# EXERCISE PROMPT
What is needed is an exact repeat of the lines from the line containing "Transcribe the text in this document." through the final line of the entries below, and nothing else.

[Collected data entries]
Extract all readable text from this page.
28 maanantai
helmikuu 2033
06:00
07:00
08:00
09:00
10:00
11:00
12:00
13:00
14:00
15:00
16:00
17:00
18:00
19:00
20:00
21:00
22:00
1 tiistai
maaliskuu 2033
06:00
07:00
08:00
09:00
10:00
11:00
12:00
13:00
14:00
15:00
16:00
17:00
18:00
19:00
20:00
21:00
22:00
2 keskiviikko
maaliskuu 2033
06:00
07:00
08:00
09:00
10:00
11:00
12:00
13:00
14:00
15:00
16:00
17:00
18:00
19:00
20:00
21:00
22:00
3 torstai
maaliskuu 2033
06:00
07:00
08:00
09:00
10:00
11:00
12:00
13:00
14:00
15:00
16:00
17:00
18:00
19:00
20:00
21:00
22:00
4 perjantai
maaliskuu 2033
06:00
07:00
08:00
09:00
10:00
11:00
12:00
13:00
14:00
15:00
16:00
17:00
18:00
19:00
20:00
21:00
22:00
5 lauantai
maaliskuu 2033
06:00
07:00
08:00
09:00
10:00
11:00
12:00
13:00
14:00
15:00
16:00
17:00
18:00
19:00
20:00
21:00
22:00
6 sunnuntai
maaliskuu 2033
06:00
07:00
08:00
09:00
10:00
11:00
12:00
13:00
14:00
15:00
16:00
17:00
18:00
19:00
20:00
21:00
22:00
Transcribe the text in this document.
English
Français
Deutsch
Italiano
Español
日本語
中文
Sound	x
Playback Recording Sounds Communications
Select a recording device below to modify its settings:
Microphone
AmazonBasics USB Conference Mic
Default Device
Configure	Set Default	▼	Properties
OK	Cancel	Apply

# TASK SOLUTION
Transcribe the text in this document.
English
Français
Deutsch
Italiano
Español
日本語
中文
Sound	x
Playback Recording Sounds Communications
Select a recording device below to modify its settings:
Microphone
AmazonBasics USB Conference Mic
Default Device
Configure	Set Default	▼	Properties
OK	Cancel	Apply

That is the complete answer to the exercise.